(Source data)
* * *

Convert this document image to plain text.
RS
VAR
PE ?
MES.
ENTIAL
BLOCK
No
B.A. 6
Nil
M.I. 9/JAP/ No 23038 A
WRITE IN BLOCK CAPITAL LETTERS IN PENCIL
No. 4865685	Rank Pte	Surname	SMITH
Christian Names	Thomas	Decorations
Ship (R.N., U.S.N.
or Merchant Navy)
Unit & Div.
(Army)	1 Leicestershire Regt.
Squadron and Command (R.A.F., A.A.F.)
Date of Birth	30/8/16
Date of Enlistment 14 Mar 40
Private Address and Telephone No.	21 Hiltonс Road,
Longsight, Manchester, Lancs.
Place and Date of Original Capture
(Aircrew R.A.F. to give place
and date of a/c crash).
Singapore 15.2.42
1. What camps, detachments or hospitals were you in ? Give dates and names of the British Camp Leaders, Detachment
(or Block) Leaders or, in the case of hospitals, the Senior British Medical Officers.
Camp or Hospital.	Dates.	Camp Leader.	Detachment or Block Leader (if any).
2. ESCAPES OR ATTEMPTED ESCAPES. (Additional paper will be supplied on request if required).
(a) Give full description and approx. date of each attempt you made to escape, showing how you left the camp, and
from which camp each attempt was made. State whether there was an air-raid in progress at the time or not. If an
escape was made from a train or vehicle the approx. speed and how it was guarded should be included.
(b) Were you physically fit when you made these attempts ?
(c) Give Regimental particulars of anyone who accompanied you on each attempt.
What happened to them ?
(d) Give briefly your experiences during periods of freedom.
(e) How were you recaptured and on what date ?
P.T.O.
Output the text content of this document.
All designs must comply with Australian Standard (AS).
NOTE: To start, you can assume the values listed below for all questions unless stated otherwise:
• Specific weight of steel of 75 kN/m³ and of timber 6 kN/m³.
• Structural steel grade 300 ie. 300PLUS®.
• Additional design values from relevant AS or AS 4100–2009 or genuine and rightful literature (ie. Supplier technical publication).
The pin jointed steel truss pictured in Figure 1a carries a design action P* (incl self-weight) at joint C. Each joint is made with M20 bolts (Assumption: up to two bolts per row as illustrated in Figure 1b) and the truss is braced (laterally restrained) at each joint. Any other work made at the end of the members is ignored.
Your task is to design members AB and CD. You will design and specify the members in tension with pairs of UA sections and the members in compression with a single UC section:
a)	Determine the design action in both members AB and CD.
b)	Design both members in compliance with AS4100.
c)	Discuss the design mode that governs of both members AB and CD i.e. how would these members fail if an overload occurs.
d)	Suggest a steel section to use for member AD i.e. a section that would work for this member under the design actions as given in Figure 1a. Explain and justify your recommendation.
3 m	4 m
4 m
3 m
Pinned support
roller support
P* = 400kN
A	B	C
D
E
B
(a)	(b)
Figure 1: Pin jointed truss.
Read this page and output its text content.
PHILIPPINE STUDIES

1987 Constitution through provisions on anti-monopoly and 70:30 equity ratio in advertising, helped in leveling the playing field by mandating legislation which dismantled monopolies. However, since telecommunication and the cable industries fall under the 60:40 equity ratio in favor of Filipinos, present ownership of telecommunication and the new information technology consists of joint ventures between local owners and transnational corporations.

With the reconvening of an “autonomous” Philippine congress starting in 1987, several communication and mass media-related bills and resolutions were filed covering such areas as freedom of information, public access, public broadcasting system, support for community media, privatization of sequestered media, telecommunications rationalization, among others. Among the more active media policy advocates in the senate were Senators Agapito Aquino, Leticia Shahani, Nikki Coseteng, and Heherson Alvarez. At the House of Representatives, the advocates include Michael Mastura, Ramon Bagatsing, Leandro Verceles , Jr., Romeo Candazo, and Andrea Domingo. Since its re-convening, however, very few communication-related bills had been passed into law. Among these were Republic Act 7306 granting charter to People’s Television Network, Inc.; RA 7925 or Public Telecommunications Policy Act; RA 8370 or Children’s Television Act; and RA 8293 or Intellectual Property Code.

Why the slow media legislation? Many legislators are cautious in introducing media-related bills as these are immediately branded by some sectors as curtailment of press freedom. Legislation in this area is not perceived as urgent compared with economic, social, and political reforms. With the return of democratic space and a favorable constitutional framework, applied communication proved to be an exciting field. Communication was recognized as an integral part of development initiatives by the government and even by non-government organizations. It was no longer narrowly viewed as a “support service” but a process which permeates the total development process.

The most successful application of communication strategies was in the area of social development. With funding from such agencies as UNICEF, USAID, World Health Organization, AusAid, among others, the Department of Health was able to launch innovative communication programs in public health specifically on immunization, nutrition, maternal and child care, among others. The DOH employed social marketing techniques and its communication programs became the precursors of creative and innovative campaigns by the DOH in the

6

* * *

## Short problem
Transcribe every entry verbatim.

## Expected output
Convert this document image to plain text.
RS
VAR
PE ?
MES.
ENTIAL
BLOCK
No
B.A. 6
Nil
M.I. 9/JAP/ No 23038 A
WRITE IN BLOCK CAPITAL LETTERS IN PENCIL
No. 4865685	Rank Pte	Surname	SMITH
Christian Names	Thomas	Decorations
Ship (R.N., U.S.N.
or Merchant Navy)
Unit & Div.
(Army)	1 Leicestershire Regt.
Squadron and Command (R.A.F., A.A.F.)
Date of Birth	30/8/16
Date of Enlistment 14 Mar 40
Private Address and Telephone No.	21 Hiltonс Road,
Longsight, Manchester, Lancs.
Place and Date of Original Capture
(Aircrew R.A.F. to give place
and date of a/c crash).
Singapore 15.2.42
1. What camps, detachments or hospitals were you in ? Give dates and names of the British Camp Leaders, Detachment
(or Block) Leaders or, in the case of hospitals, the Senior British Medical Officers.
Camp or Hospital.	Dates.	Camp Leader.	Detachment or Block Leader (if any).
2. ESCAPES OR ATTEMPTED ESCAPES. (Additional paper will be supplied on request if required).
(a) Give full description and approx. date of each attempt you made to escape, showing how you left the camp, and
from which camp each attempt was made. State whether there was an air-raid in progress at the time or not. If an
escape was made from a train or vehicle the approx. speed and how it was guarded should be included.
(b) Were you physically fit when you made these attempts ?
(c) Give Regimental particulars of anyone who accompanied you on each attempt.
What happened to them ?
(d) Give briefly your experiences during periods of freedom.
(e) How were you recaptured and on what date ?
P.T.O.
Output the text content of this document.
All designs must comply with Australian Standard (AS).
NOTE: To start, you can assume the values listed below for all questions unless stated otherwise:
• Specific weight of steel of 75 kN/m³ and of timber 6 kN/m³.
• Structural steel grade 300 ie. 300PLUS®.
• Additional design values from relevant AS or AS 4100–2009 or genuine and rightful literature (ie. Supplier technical publication).
The pin jointed steel truss pictured in Figure 1a carries a design action P* (incl self-weight) at joint C. Each joint is made with M20 bolts (Assumption: up to two bolts per row as illustrated in Figure 1b) and the truss is braced (laterally restrained) at each joint. Any other work made at the end of the members is ignored.
Your task is to design members AB and CD. You will design and specify the members in tension with pairs of UA sections and the members in compression with a single UC section:
a)	Determine the design action in both members AB and CD.
b)	Design both members in compliance with AS4100.
c)	Discuss the design mode that governs of both members AB and CD i.e. how would these members fail if an overload occurs.
d)	Suggest a steel section to use for member AD i.e. a section that would work for this member under the design actions as given in Figure 1a. Explain and justify your recommendation.
3 m	4 m
4 m
3 m
Pinned support
roller support
P* = 400kN
A	B	C
D
E
B
(a)	(b)
Figure 1: Pin jointed truss.
Read this page and output its text content.
PHILIPPINE STUDIES

1987 Constitution through provisions on anti-monopoly and 70:30 equity ratio in advertising, helped in leveling the playing field by mandating legislation which dismantled monopolies. However, since telecommunication and the cable industries fall under the 60:40 equity ratio in favor of Filipinos, present ownership of telecommunication and the new information technology consists of joint ventures between local owners and transnational corporations.

With the reconvening of an “autonomous” Philippine congress starting in 1987, several communication and mass media-related bills and resolutions were filed covering such areas as freedom of information, public access, public broadcasting system, support for community media, privatization of sequestered media, telecommunications rationalization, among others. Among the more active media policy advocates in the senate were Senators Agapito Aquino, Leticia Shahani, Nikki Coseteng, and Heherson Alvarez. At the House of Representatives, the advocates include Michael Mastura, Ramon Bagatsing, Leandro Verceles , Jr., Romeo Candazo, and Andrea Domingo. Since its re-convening, however, very few communication-related bills had been passed into law. Among these were Republic Act 7306 granting charter to People’s Television Network, Inc.; RA 7925 or Public Telecommunications Policy Act; RA 8370 or Children’s Television Act; and RA 8293 or Intellectual Property Code.

Why the slow media legislation? Many legislators are cautious in introducing media-related bills as these are immediately branded by some sectors as curtailment of press freedom. Legislation in this area is not perceived as urgent compared with economic, social, and political reforms. With the return of democratic space and a favorable constitutional framework, applied communication proved to be an exciting field. Communication was recognized as an integral part of development initiatives by the government and even by non-government organizations. It was no longer narrowly viewed as a “support service” but a process which permeates the total development process.

The most successful application of communication strategies was in the area of social development. With funding from such agencies as UNICEF, USAID, World Health Organization, AusAid, among others, the Department of Health was able to launch innovative communication programs in public health specifically on immunization, nutrition, maternal and child care, among others. The DOH employed social marketing techniques and its communication programs became the precursors of creative and innovative campaigns by the DOH in the

6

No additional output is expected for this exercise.